_TUJUAN LATIHAN_
Tentukan apakah tiap pernyataan berikut sesuai dengan artikel tentang Cagar Alam Junghuhn, lalu jawab ya atau tidak beserta kutipan persis dari artikel yang menjadi penentunya: 1. Cagar Alam Junghuhn ditetapkan sebagai cagar alam pada tahun 1919. 2. Lokasi cagar alam itu dikelilingi pagar pembatas. 3. Menurut Surat Keputusan Dirjen KSDAE No 21 Tahun 2019, luas Cagar Alam Junghuhn saat ini 2,5 hektare.

_SUMBER_

----

Liputan6.com, Bandung - Sejak ditetapkan sebagai cagar alam pada 21 Februari 1919, kawasan konservasi Junghuhn kini menjelma jadi cagar alam tertua di Lembang, Jawa Barat. Cagar alam ini merupakan monumen untuk mengenang jasa-jasa dari Franz Wihelm Junghuhn.
Cagar Alam Junghuhn terletak di Desa Jayagiri, Kecamatan Lembang, Kabupaten Bandung Barat. Lokasinya, berada pada ketinggian 1.274 meter di bawah permukaan laut.
Untuk menuju ke lokasi cagar alam ini cukup mudah. Jika menggunakan roda dua atau empat dari Jalan Raya Lembang, ambil belokan ke kiri menuju Jalan Jayagiri.
Advertisement
Tepat di Jalan Jayagiri, tampak permukiman padat penduduk. Cagar Alam Junghuhn sendiri terlihat berada di tengah padatnya permukiman. Tidak ada pagar pembatas di sekitar lokasi.
Saat Liputan6.com menyusuri kawasan konservasi Junghuhn ini, suasana alam terasa cukup rimbun. Dari pintu gerbang bercat hijau terpampang plang cagar alam Junghuhn seluas 2,5 hektare.
Hariban Mugni (22), perawat cagar alam dan monumen Junghuhn mengatakan, luas area kawasan mengalami penurunan. Surat Keputusan Dirjen KSDAE No 21 Tahun 2019 pada 23 Januari 2019, bahkan menyebutkan luasan Cagar Alam Junghuhn saat ini hanya 7.510 meter persegi.
"SK-nya memang baru dikeluarkan. Nanti akan ada plang yang baru dengan keterangan luasan terbaru," kata pria yang akrab dipanggil Hari itu saat ditemui Kamis (7/11/2019).

----

_CATATAN DATA_
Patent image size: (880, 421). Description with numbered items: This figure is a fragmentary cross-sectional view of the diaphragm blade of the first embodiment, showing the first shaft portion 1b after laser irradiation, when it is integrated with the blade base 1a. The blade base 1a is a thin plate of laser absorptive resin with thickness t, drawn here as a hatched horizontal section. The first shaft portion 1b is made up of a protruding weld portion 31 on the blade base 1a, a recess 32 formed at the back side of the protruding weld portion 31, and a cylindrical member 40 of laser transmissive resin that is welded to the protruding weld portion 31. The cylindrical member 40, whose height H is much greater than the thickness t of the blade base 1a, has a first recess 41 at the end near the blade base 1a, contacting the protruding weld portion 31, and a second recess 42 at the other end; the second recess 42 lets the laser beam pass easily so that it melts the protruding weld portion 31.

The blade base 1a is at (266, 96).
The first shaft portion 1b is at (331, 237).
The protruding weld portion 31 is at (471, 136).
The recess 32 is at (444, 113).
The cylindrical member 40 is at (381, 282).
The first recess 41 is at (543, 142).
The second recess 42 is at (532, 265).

----

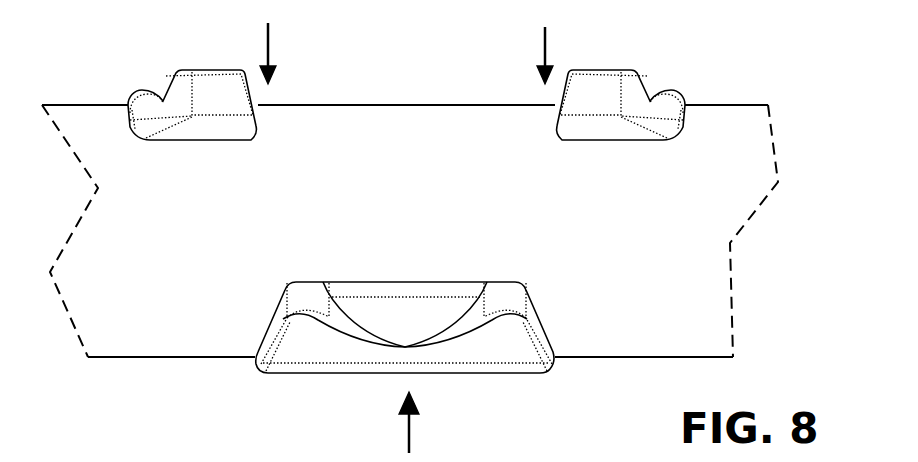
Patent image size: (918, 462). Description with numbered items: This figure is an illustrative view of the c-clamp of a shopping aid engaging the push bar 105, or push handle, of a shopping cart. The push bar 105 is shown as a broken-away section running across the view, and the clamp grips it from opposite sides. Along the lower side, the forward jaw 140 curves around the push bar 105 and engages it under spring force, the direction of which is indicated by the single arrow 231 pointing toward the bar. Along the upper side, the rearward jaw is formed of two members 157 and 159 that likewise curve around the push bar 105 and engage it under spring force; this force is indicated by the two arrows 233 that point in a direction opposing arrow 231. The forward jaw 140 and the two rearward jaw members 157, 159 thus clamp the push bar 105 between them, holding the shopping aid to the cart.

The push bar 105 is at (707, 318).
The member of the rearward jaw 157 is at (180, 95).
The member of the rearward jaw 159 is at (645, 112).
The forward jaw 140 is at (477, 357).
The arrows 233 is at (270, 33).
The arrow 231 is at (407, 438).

----

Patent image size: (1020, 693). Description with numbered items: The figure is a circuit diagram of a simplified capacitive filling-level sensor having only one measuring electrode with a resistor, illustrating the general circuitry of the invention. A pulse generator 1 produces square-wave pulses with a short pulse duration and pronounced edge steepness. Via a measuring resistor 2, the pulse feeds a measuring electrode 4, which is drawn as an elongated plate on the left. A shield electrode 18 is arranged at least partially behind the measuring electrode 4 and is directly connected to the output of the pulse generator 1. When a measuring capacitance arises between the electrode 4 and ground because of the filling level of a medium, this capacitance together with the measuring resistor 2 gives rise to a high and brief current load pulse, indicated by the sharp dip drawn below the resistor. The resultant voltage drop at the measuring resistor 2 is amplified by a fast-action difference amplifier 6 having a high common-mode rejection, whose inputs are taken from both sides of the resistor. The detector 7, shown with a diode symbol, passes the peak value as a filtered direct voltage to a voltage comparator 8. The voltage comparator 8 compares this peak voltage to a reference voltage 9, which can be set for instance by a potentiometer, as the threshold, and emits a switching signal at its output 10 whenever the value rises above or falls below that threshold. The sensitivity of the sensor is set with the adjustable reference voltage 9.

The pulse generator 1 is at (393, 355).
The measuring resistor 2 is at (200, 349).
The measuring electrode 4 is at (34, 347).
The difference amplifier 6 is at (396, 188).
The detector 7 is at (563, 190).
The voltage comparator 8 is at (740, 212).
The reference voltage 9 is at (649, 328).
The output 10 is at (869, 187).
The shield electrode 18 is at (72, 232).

----

_HASIL AKHIR_
1. Ya: "Sejak ditetapkan sebagai cagar alam pada 21 Februari 1919"
2. Tidak: "Tidak ada pagar pembatas di sekitar lokasi."
3. Tidak: "menyebutkan luasan Cagar Alam Junghuhn saat ini hanya 7.510 meter persegi."